Task requirements>
Filter this material down to the lines that hold "workplace", copying each one.

# Start of Records for the exercise

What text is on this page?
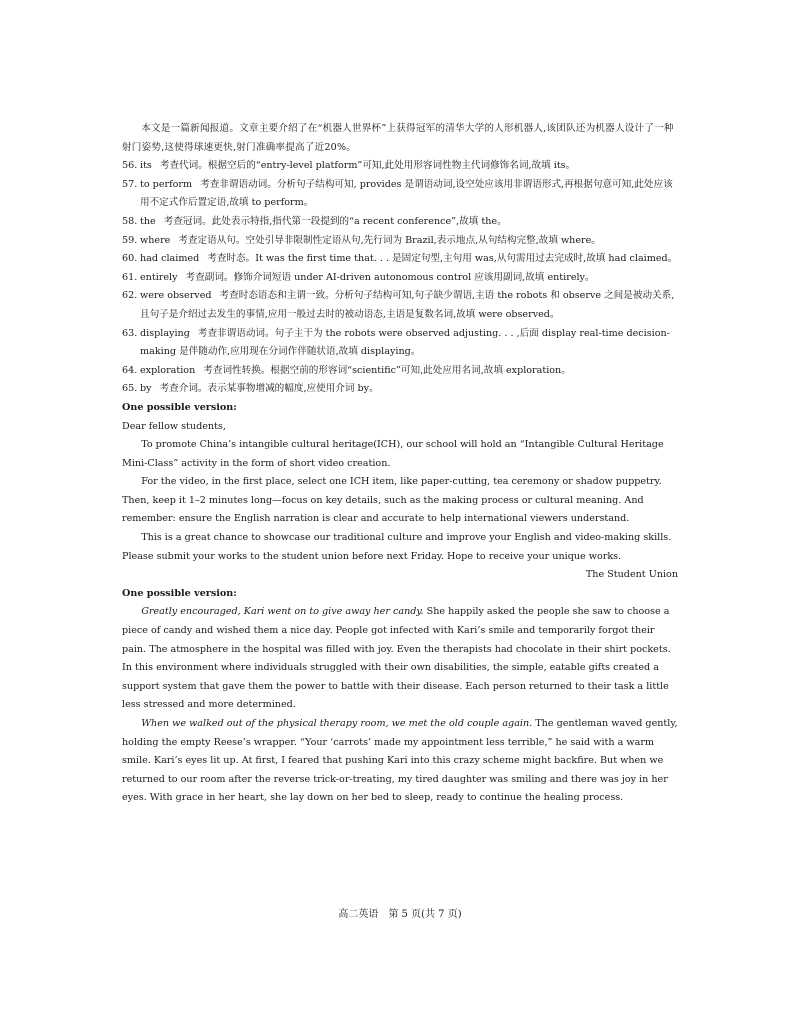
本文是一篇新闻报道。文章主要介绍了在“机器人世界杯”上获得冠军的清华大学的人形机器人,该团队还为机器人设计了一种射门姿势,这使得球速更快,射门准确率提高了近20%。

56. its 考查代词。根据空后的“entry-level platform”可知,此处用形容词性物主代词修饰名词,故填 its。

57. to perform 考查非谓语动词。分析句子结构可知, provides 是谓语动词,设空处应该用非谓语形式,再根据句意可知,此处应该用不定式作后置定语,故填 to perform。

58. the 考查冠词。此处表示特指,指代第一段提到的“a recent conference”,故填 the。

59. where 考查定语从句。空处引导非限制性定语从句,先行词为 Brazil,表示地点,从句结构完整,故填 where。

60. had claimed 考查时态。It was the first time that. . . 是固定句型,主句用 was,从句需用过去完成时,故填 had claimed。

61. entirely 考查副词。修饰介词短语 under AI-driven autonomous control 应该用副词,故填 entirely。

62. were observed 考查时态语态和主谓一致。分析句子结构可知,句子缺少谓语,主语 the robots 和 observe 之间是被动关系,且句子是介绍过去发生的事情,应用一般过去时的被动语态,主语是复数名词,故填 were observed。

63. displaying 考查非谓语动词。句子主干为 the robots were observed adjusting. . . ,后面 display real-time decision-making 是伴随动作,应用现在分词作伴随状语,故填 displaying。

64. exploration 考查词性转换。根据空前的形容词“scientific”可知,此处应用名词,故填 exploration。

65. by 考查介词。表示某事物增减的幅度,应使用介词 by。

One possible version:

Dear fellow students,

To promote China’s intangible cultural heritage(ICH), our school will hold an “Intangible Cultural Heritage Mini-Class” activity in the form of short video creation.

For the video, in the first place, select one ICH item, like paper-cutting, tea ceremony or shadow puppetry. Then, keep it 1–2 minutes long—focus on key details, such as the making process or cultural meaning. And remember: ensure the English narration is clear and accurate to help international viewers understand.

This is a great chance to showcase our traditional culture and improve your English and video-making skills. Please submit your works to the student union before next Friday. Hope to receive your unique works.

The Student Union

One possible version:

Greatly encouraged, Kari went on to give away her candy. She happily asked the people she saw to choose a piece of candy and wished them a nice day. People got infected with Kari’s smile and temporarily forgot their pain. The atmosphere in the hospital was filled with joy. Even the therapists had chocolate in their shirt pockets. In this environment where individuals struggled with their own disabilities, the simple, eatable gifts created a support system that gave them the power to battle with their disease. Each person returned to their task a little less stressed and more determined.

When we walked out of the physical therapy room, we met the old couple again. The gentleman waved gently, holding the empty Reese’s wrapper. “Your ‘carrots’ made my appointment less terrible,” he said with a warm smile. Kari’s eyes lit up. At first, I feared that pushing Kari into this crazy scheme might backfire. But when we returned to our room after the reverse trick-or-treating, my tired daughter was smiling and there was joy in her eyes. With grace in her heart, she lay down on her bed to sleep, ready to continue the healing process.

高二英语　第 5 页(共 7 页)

# End of Records for the exercise
# Start of Records for the exercise

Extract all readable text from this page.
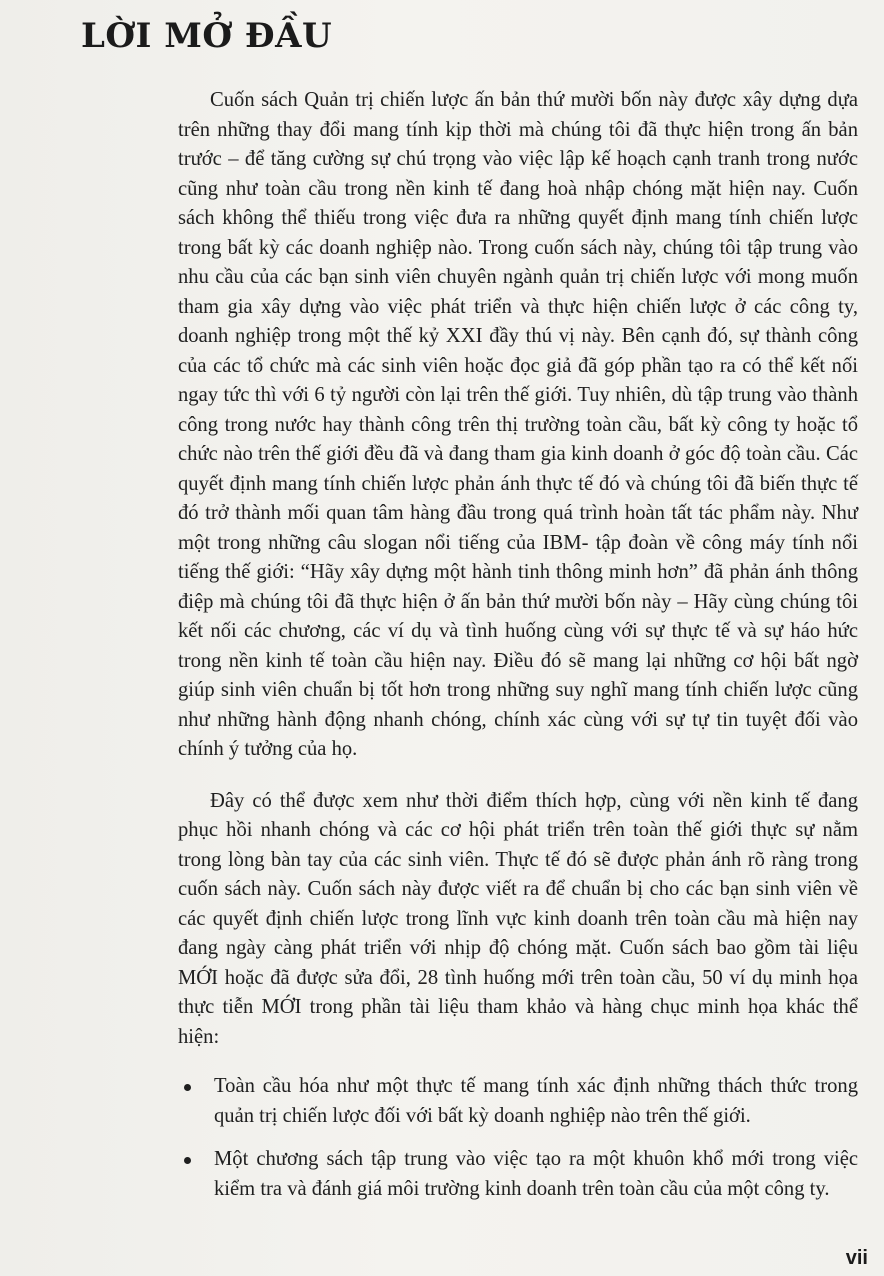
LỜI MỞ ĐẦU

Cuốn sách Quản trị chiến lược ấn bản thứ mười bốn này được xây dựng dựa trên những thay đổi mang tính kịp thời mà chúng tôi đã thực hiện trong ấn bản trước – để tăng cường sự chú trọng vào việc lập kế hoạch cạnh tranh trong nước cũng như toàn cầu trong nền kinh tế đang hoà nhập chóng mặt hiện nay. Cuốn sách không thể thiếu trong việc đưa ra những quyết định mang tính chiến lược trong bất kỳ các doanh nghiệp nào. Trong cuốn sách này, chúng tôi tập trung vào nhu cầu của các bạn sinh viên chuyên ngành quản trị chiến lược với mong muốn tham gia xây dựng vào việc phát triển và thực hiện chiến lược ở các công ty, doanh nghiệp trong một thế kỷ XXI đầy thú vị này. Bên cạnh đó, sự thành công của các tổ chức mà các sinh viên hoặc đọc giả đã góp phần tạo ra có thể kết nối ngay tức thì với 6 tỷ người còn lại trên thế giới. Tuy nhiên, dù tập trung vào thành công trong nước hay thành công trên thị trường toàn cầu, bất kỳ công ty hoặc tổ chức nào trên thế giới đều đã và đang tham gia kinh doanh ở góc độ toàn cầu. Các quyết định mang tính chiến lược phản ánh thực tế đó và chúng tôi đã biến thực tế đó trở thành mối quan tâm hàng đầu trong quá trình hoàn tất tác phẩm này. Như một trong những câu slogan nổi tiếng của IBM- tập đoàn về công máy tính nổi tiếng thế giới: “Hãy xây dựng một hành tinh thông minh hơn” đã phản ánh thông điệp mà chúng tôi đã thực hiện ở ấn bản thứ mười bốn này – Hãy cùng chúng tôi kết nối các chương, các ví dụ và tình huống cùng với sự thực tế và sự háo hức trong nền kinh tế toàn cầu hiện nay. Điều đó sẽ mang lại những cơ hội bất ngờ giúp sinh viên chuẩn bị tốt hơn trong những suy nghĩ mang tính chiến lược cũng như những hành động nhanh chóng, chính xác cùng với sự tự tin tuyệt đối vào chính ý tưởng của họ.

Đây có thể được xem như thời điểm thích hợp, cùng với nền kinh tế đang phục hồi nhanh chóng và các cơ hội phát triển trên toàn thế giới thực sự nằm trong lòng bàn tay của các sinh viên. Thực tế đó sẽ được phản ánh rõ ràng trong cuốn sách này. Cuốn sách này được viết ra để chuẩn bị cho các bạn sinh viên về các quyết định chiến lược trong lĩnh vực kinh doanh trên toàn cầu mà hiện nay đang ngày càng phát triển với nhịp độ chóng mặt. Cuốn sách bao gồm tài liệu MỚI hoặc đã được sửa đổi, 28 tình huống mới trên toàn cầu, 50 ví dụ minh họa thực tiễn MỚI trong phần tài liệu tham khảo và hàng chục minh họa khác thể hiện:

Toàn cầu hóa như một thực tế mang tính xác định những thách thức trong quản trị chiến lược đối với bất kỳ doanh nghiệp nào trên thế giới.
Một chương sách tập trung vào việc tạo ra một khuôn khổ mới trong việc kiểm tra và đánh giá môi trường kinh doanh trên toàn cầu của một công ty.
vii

# End of Records for the exercise
# Start of Records for the exercise

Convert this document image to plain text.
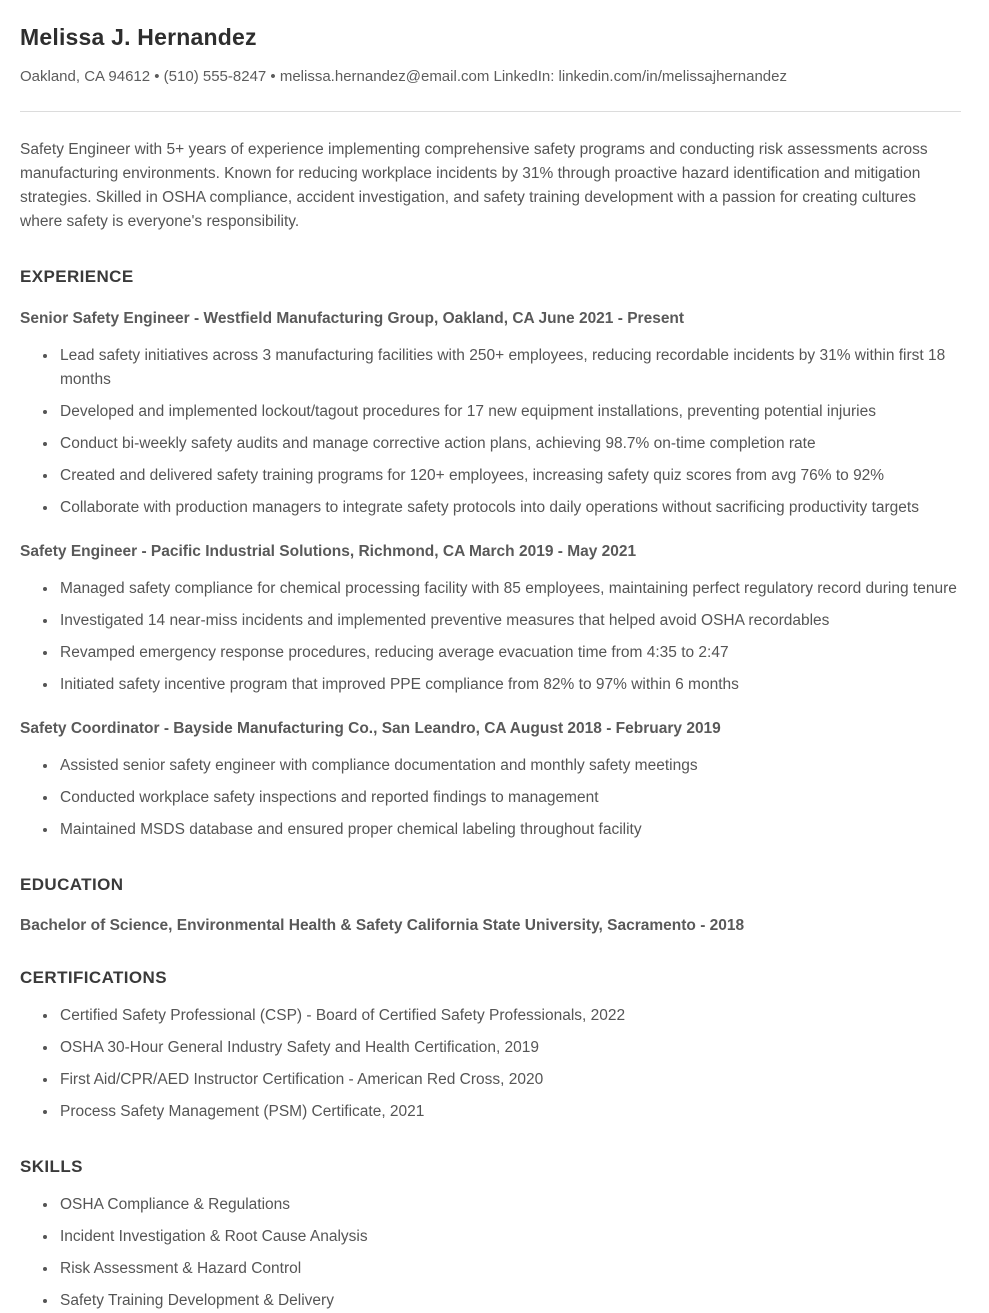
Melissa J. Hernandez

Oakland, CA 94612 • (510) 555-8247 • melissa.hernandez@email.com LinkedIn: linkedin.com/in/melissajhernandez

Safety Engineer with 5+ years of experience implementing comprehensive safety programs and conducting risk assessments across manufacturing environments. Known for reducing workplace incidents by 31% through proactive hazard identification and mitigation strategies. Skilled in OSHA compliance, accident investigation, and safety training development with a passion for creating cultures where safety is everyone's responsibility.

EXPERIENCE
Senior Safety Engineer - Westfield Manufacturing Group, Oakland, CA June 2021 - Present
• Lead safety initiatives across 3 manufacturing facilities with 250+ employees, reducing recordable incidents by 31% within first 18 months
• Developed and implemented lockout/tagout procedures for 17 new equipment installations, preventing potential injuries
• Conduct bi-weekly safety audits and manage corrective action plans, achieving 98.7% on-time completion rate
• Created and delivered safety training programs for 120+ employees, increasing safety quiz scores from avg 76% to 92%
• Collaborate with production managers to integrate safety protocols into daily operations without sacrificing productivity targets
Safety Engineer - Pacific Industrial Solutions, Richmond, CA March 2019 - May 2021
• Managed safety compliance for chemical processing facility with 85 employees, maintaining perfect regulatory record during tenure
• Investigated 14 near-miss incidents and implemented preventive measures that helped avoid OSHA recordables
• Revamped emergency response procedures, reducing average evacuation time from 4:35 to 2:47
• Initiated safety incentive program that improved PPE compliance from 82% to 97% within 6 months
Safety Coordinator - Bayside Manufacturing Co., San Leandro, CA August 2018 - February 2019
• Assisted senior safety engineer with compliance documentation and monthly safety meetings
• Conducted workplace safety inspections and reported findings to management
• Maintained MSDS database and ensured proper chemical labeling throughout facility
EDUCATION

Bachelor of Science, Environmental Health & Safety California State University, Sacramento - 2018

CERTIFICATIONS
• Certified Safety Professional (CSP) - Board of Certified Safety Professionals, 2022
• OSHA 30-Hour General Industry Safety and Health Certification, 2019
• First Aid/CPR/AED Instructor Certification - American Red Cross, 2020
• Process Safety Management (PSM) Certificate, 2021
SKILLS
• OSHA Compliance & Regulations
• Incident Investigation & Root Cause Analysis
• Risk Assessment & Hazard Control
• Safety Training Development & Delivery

# End of Records for the exercise

Solution>
Safety Engineer with 5+ years of experience implementing comprehensive safety programs and conducting risk assessments across manufacturing environments. Known for reducing workplace incidents by 31% through proactive hazard identification and mitigation strategies. Skilled in OSHA compliance, accident investigation, and safety training development with a passion for creating cultures where safety is everyone's responsibility.
• Conducted workplace safety inspections and reported findings to management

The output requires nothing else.